Please copy the items below word for word, leaving out the pictures.

####

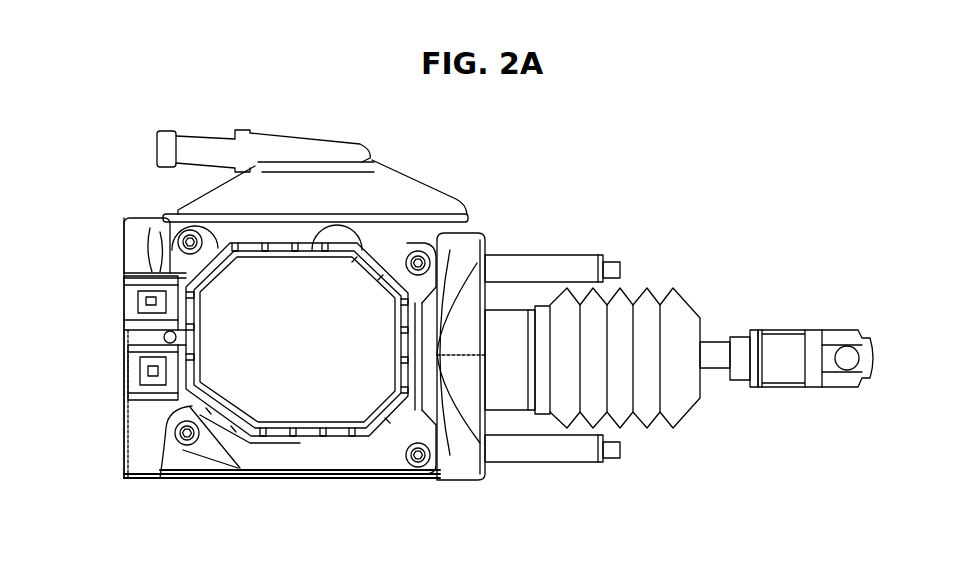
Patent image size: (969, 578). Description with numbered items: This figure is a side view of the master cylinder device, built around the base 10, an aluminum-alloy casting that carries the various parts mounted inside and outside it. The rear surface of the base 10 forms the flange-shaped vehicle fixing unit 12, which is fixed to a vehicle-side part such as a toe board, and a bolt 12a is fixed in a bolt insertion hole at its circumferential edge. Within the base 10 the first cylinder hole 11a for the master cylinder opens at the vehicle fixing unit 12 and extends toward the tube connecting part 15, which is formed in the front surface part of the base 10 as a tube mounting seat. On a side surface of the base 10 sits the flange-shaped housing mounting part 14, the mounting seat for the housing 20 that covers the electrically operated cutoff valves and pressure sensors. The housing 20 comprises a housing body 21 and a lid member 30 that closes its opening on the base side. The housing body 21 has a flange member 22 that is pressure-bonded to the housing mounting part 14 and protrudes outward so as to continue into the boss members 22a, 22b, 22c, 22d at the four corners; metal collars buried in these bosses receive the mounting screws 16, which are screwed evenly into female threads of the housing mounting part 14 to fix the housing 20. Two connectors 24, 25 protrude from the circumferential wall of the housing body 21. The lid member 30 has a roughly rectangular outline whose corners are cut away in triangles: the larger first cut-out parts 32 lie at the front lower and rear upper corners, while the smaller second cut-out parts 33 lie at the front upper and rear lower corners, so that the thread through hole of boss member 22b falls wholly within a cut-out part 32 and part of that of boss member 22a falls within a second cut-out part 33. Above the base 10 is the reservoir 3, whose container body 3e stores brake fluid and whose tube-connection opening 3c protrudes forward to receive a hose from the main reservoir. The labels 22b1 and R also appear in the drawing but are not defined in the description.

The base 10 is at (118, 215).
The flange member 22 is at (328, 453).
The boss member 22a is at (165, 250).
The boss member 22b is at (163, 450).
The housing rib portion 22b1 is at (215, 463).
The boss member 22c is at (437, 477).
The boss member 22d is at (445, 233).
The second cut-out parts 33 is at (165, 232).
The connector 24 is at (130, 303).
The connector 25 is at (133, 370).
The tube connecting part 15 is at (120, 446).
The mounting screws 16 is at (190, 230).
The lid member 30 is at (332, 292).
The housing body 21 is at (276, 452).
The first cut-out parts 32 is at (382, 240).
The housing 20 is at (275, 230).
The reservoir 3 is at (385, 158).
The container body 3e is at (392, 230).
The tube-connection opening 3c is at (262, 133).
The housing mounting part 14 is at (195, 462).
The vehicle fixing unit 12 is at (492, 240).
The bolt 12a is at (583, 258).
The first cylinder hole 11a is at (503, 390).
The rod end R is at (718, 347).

####

Exercise response:
Patent image size: (969, 578). Description with numbered items: This figure is a side view of the master cylinder device, built around the base 10, an aluminum-alloy casting that carries the various parts mounted inside and outside it. The rear surface of the base 10 forms the flange-shaped vehicle fixing unit 12, which is fixed to a vehicle-side part such as a toe board, and a bolt 12a is fixed in a bolt insertion hole at its circumferential edge. Within the base 10 the first cylinder hole 11a for the master cylinder opens at the vehicle fixing unit 12 and extends toward the tube connecting part 15, which is formed in the front surface part of the base 10 as a tube mounting seat. On a side surface of the base 10 sits the flange-shaped housing mounting part 14, the mounting seat for the housing 20 that covers the electrically operated cutoff valves and pressure sensors. The housing 20 comprises a housing body 21 and a lid member 30 that closes its opening on the base side. The housing body 21 has a flange member 22 that is pressure-bonded to the housing mounting part 14 and protrudes outward so as to continue into the boss members 22a, 22b, 22c, 22d at the four corners; metal collars buried in these bosses receive the mounting screws 16, which are screwed evenly into female threads of the housing mounting part 14 to fix the housing 20. Two connectors 24, 25 protrude from the circumferential wall of the housing body 21. The lid member 30 has a roughly rectangular outline whose corners are cut away in triangles: the larger first cut-out parts 32 lie at the front lower and rear upper corners, while the smaller second cut-out parts 33 lie at the front upper and rear lower corners, so that the thread through hole of boss member 22b falls wholly within a cut-out part 32 and part of that of boss member 22a falls within a second cut-out part 33. Above the base 10 is the reservoir 3, whose container body 3e stores brake fluid and whose tube-connection opening 3c protrudes forward to receive a hose from the main reservoir. The labels 22b1 and R also appear in the drawing but are not defined in the description.

The base 10 is at (118, 215).
The flange member 22 is at (328, 453).
The boss member 22a is at (165, 250).
The boss member 22b is at (163, 450).
The housing rib portion 22b1 is at (215, 463).
The boss member 22c is at (437, 477).
The boss member 22d is at (445, 233).
The second cut-out parts 33 is at (165, 232).
The connector 24 is at (130, 303).
The connector 25 is at (133, 370).
The tube connecting part 15 is at (120, 446).
The mounting screws 16 is at (190, 230).
The lid member 30 is at (332, 292).
The housing body 21 is at (276, 452).
The first cut-out parts 32 is at (382, 240).
The housing 20 is at (275, 230).
The reservoir 3 is at (385, 158).
The container body 3e is at (392, 230).
The tube-connection opening 3c is at (262, 133).
The housing mounting part 14 is at (195, 462).
The vehicle fixing unit 12 is at (492, 240).
The bolt 12a is at (583, 258).
The first cylinder hole 11a is at (503, 390).
The rod end R is at (718, 347).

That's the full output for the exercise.